** Aim of the task **
Which lines of the entries contain the word "einem"? Please list them.

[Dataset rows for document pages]
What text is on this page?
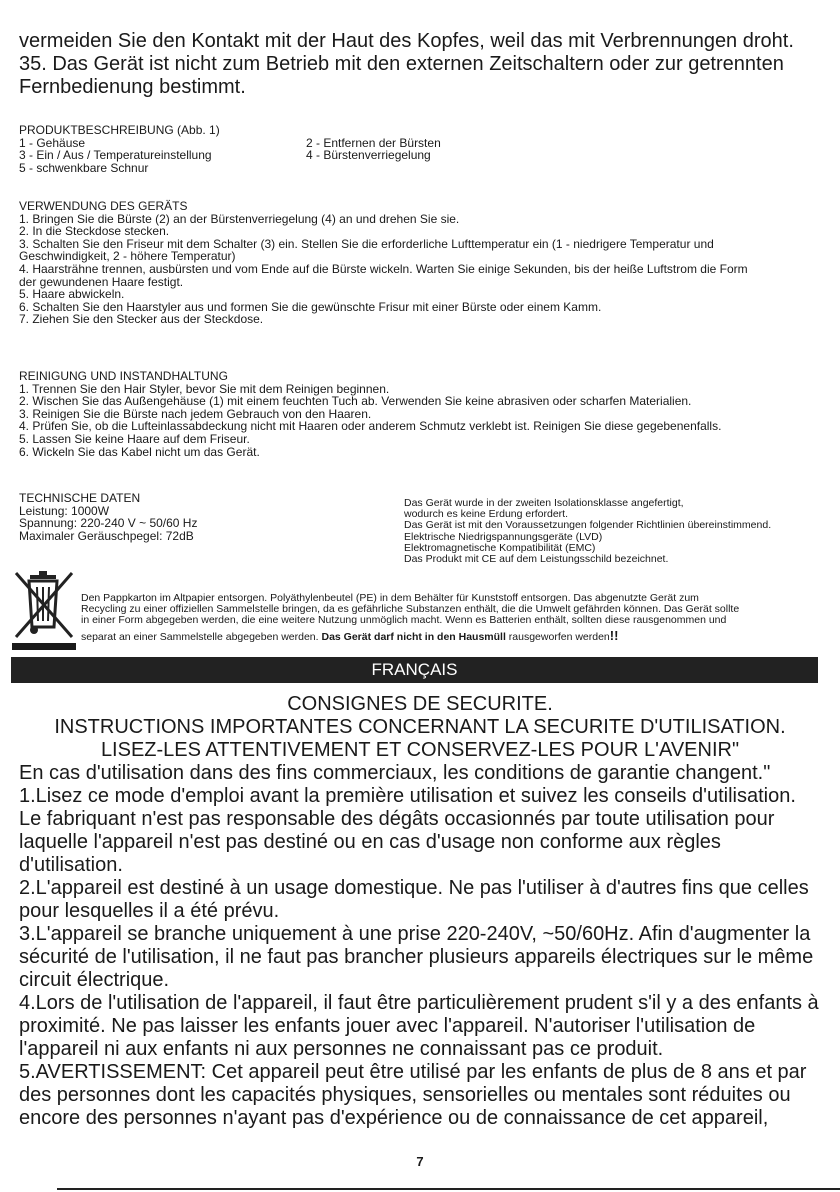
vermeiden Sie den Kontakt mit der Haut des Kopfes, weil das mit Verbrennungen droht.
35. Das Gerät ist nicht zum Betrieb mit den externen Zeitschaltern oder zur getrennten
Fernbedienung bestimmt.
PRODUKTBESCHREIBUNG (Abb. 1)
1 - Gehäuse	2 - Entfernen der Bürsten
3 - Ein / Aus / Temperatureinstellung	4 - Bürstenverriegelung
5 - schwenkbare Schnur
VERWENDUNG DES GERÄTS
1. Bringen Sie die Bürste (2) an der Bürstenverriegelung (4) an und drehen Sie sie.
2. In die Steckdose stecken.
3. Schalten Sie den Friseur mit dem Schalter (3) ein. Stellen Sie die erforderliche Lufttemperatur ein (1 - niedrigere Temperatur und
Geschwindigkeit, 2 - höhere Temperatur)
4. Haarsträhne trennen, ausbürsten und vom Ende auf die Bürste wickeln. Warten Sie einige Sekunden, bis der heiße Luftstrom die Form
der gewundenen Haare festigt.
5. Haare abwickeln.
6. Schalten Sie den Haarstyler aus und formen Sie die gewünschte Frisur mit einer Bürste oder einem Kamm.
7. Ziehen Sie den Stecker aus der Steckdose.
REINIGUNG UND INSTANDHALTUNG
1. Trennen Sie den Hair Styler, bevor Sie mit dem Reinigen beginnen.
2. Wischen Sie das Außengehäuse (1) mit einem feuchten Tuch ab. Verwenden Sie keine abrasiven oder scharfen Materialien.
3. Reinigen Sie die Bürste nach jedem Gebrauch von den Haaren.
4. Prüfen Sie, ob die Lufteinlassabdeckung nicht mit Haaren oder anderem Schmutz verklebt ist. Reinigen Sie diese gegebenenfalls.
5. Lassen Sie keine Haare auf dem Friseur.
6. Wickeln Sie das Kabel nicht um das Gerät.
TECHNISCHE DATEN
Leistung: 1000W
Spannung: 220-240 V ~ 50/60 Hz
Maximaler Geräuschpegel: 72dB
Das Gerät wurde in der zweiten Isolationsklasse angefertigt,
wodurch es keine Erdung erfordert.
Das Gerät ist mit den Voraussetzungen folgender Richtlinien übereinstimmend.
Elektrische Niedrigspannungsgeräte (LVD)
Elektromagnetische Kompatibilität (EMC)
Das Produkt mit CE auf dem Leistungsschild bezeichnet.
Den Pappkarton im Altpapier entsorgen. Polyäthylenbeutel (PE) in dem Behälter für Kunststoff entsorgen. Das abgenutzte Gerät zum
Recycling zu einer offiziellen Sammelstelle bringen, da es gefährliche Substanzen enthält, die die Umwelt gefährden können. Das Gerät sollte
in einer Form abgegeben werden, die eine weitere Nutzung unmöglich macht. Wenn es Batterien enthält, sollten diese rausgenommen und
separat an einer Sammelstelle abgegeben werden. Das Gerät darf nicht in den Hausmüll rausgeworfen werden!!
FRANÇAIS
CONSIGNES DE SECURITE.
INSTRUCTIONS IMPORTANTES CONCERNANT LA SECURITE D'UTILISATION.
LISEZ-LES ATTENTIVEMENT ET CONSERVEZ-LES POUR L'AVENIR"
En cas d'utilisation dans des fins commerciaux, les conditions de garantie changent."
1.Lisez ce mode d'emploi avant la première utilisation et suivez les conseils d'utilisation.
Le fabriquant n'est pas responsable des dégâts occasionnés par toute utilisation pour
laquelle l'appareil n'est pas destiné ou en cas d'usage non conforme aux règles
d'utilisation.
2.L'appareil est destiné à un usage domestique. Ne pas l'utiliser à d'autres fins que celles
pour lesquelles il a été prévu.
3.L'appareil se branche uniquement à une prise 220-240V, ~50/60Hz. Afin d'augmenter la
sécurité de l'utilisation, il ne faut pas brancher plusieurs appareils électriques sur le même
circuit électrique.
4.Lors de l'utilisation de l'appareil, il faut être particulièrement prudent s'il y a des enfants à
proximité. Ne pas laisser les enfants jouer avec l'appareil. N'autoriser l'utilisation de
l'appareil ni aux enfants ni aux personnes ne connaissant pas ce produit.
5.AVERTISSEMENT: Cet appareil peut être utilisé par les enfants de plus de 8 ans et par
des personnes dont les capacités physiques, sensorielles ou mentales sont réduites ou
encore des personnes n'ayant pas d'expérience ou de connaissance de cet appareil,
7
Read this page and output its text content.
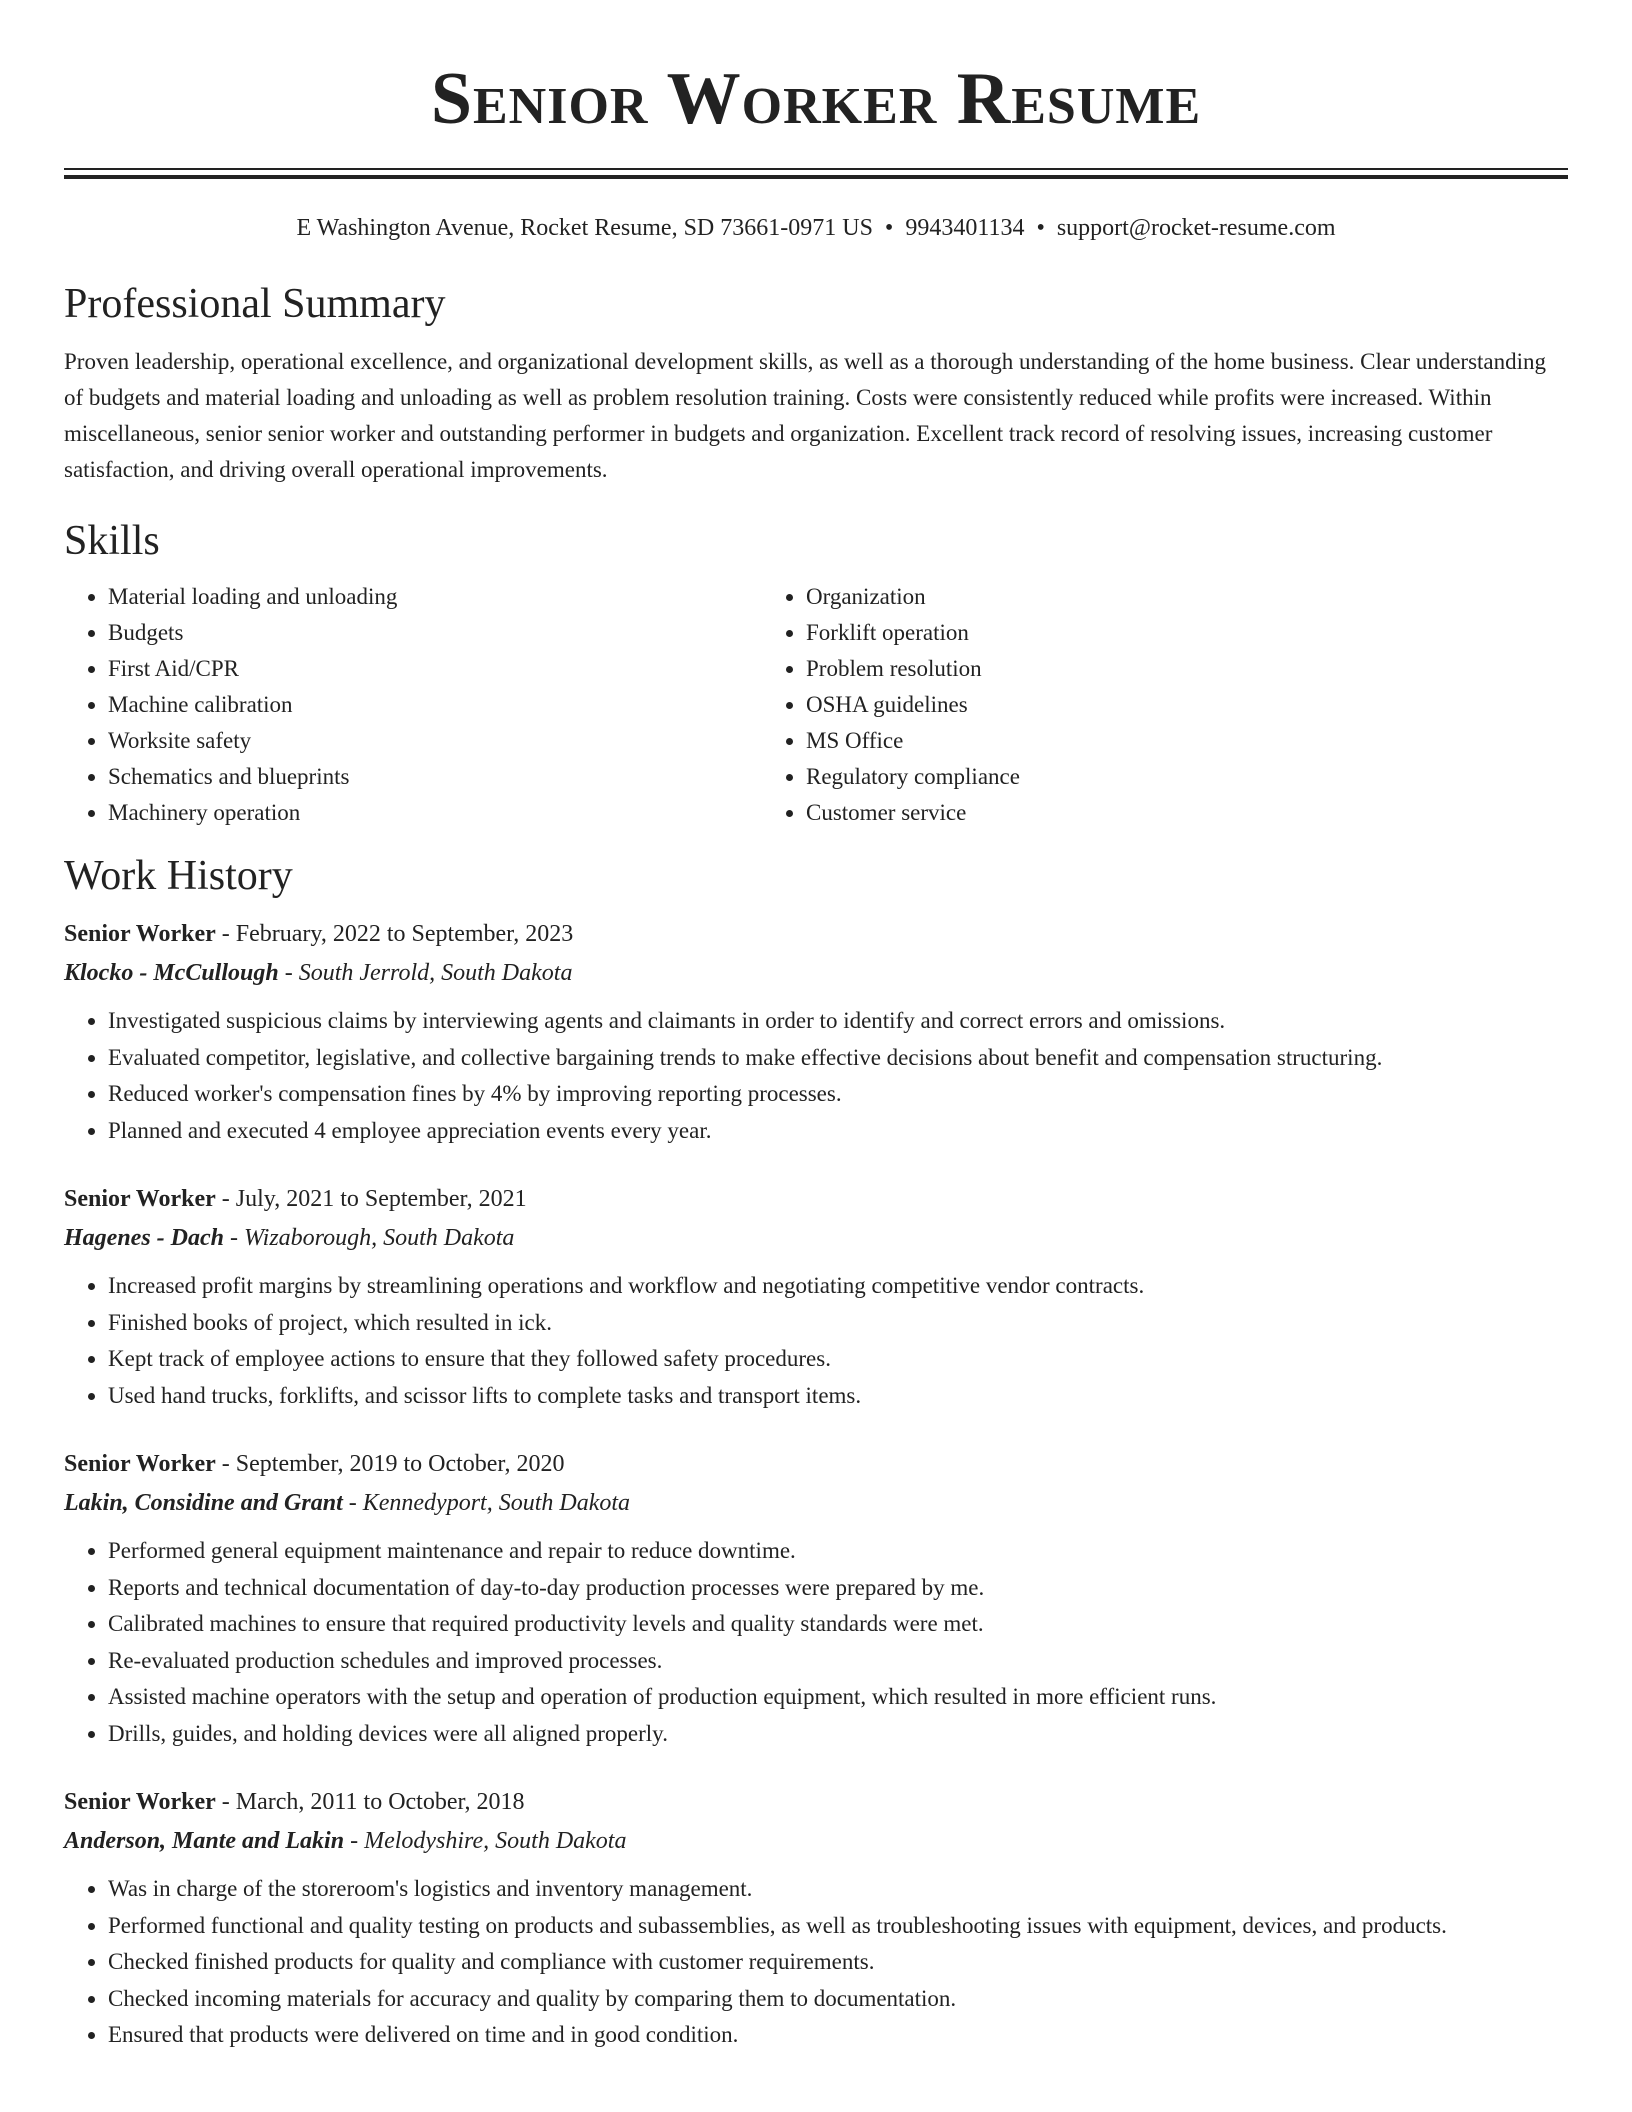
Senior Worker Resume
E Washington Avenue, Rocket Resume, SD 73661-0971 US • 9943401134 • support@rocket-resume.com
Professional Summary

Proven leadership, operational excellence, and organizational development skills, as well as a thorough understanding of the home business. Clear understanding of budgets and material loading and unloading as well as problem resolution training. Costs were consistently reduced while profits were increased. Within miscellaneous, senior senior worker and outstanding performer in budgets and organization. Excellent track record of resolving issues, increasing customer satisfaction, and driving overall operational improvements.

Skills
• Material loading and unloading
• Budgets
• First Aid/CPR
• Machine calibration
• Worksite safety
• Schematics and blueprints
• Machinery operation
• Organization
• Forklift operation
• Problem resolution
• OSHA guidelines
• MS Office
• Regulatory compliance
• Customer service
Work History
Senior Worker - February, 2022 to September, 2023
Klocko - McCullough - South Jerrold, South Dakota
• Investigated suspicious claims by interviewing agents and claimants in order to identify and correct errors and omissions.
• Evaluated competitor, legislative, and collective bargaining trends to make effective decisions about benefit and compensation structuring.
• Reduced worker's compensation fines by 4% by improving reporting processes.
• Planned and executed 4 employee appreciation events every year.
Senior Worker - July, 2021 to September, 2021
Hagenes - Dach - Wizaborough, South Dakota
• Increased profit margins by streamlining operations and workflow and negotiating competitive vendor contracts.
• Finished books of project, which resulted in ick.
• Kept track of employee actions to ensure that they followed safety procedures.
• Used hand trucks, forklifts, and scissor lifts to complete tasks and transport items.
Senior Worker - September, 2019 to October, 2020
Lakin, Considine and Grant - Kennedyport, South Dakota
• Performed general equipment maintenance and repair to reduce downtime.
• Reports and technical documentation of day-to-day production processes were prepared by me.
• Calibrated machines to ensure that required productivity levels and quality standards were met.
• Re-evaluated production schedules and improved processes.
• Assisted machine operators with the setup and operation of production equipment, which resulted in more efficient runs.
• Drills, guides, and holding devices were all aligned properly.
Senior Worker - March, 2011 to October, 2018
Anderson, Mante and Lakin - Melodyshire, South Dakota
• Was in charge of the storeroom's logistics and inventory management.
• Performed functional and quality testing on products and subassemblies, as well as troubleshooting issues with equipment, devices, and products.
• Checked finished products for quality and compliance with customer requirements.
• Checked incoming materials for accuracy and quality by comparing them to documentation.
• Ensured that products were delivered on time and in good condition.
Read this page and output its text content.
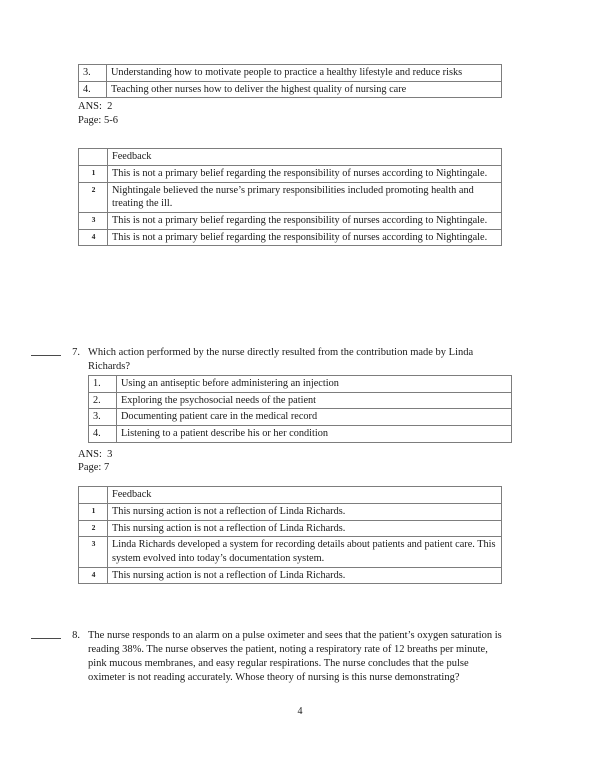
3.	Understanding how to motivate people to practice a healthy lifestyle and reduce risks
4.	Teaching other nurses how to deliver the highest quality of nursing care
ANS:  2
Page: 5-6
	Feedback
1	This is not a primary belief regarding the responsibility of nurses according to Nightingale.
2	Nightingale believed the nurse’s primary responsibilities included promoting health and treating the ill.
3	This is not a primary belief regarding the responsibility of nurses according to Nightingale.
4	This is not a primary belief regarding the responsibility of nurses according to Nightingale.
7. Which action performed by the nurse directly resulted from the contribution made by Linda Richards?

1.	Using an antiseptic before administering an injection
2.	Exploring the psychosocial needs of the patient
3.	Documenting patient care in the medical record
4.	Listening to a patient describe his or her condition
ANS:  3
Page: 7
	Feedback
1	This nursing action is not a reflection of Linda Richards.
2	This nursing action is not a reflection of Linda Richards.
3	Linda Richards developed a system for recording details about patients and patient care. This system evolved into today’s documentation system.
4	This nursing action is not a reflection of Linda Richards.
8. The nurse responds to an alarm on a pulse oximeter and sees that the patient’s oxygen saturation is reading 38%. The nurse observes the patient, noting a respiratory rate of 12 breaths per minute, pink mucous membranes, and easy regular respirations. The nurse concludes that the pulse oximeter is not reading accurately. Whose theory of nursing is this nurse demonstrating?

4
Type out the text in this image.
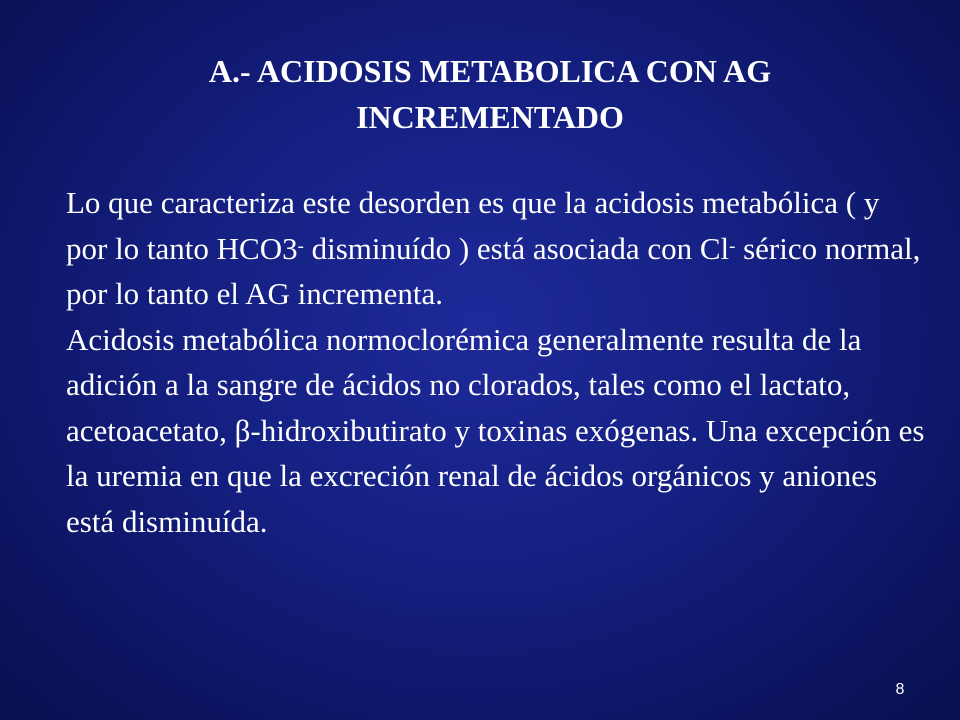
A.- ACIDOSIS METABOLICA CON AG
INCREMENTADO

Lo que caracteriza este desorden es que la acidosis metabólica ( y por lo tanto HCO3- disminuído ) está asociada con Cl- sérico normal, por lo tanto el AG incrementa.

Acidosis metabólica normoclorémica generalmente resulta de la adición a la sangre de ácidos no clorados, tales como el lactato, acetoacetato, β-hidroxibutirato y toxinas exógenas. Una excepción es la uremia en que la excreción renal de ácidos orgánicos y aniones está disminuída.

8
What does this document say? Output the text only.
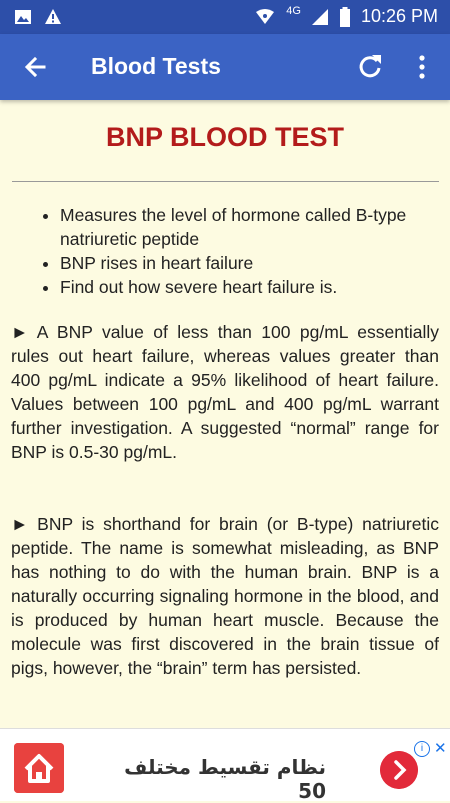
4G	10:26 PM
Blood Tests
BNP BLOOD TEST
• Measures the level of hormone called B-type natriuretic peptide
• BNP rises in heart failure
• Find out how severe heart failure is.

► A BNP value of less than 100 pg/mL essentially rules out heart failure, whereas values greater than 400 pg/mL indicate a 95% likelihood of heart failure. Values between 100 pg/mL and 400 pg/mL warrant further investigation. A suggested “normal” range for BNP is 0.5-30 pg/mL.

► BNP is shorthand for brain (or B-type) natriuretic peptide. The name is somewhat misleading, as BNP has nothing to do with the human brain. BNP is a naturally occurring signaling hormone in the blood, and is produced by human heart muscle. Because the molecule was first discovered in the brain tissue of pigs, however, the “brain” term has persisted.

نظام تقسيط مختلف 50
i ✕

** Solution below **
6. Schalten Sie den Haarstyler aus und formen Sie die gewünschte Frisur mit einer Bürste oder einem Kamm.
2. Wischen Sie das Außengehäuse (1) mit einem feuchten Tuch ab. Verwenden Sie keine abrasiven oder scharfen Materialien.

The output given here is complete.